▸ **PROMPT**: Only lines holding the word "avvika" are wanted. Copy them from the listing below.

GIVEN DATA Start Marker

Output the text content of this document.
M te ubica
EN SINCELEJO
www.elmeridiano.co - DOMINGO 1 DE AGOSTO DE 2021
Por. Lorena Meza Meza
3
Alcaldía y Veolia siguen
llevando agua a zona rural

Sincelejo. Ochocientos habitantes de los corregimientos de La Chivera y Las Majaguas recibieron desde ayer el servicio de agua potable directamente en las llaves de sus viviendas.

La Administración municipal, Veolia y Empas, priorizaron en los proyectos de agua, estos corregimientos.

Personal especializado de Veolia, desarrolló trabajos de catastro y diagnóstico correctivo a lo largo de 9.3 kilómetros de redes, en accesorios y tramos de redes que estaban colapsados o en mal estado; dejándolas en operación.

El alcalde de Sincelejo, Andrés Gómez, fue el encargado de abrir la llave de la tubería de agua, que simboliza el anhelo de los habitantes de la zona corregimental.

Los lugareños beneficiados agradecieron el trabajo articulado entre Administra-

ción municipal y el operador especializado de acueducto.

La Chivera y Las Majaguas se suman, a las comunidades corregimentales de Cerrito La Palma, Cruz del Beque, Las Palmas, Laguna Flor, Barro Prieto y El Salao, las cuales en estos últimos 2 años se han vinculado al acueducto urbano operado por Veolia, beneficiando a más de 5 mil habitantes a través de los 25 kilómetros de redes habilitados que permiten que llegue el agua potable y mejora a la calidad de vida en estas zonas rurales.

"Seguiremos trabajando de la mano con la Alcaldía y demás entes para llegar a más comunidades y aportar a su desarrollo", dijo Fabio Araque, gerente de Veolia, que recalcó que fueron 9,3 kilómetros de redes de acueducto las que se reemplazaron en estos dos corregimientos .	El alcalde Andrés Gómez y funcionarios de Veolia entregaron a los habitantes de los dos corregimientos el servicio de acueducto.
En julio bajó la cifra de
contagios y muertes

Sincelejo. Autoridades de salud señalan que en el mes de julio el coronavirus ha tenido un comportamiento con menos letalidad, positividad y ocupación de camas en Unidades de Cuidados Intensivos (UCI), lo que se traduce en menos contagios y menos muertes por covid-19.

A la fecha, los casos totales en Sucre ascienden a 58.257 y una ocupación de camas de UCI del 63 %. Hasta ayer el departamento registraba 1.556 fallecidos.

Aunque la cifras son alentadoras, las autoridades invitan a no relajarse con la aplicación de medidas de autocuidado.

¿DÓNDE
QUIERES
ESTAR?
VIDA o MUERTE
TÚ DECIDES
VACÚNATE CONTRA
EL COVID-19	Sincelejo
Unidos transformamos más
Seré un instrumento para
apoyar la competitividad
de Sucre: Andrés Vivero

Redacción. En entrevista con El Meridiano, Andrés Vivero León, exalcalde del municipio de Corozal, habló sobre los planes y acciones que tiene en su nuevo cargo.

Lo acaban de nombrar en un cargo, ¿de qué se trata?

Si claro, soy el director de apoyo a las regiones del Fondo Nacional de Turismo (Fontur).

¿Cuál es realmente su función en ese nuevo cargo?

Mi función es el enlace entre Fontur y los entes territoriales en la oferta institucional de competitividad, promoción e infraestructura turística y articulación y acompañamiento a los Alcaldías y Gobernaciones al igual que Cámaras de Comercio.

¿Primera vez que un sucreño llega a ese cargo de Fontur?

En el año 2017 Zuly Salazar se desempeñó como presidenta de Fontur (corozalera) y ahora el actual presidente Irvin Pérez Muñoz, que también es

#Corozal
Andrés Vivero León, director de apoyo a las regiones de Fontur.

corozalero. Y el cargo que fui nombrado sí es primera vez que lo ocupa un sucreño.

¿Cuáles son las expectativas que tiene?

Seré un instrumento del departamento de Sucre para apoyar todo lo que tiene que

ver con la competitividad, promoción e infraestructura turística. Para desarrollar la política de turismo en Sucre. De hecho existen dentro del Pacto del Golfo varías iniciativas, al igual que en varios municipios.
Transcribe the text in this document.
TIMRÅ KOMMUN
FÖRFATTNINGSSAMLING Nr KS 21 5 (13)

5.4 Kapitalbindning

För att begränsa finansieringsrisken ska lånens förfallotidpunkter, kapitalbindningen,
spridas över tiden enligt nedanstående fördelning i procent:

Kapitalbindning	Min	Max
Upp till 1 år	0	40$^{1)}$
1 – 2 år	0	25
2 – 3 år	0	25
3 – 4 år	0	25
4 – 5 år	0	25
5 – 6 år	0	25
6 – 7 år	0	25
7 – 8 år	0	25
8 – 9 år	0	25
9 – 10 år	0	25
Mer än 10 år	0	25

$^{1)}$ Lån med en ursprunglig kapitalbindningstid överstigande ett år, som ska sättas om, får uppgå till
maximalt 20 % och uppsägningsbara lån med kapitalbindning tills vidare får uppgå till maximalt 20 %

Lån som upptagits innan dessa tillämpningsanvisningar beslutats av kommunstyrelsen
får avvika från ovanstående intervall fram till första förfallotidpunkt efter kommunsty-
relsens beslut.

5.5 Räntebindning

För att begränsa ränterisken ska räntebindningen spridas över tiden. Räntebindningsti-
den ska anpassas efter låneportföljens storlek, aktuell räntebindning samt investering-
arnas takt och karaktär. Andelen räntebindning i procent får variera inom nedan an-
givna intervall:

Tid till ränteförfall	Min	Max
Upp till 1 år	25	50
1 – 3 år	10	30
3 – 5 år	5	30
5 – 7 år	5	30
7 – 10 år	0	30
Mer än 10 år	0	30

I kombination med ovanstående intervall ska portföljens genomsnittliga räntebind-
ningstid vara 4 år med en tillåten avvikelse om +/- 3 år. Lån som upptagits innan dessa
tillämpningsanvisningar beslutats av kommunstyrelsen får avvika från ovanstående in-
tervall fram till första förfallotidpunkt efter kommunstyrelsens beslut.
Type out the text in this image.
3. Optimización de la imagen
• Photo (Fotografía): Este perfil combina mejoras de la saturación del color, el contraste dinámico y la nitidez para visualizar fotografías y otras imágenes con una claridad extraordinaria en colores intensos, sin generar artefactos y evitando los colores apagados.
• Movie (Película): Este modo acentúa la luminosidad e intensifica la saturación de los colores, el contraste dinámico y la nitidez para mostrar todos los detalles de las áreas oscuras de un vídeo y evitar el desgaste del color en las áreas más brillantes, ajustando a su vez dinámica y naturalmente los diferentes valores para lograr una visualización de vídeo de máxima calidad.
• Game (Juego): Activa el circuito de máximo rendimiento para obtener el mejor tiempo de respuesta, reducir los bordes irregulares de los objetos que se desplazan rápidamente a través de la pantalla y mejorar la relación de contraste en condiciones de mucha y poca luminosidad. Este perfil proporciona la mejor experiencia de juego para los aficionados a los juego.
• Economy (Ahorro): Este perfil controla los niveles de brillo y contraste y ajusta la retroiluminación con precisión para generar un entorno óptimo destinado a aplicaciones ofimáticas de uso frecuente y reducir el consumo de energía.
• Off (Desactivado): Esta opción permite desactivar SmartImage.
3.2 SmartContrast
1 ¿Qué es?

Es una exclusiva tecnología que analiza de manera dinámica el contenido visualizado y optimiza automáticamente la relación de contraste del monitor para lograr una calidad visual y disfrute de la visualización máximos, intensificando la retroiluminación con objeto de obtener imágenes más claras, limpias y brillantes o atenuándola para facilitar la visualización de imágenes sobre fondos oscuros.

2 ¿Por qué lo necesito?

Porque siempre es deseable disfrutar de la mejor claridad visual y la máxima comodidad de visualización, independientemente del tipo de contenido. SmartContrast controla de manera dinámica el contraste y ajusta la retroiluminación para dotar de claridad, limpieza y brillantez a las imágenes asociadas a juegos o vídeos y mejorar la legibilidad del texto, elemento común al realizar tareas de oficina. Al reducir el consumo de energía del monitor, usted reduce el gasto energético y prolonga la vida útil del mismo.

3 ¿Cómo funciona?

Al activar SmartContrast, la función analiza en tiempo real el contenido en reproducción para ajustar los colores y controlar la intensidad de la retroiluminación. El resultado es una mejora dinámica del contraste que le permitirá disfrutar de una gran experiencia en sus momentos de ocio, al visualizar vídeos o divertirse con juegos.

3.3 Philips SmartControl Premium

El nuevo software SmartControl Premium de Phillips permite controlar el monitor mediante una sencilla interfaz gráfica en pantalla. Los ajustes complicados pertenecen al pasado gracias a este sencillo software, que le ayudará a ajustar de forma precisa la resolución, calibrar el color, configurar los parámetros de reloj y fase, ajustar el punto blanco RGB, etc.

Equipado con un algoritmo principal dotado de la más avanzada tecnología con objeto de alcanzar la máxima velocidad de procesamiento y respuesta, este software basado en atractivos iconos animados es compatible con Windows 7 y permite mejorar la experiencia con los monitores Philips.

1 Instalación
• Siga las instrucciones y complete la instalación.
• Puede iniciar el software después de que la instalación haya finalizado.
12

GIVEN DATA End Marker

▸ **WRITTEN REPLY**:
får avvika från ovanstående intervall fram till första förfallotidpunkt efter kommunsty-
tillämpningsanvisningar beslutats av kommunstyrelsen får avvika från ovanstående in-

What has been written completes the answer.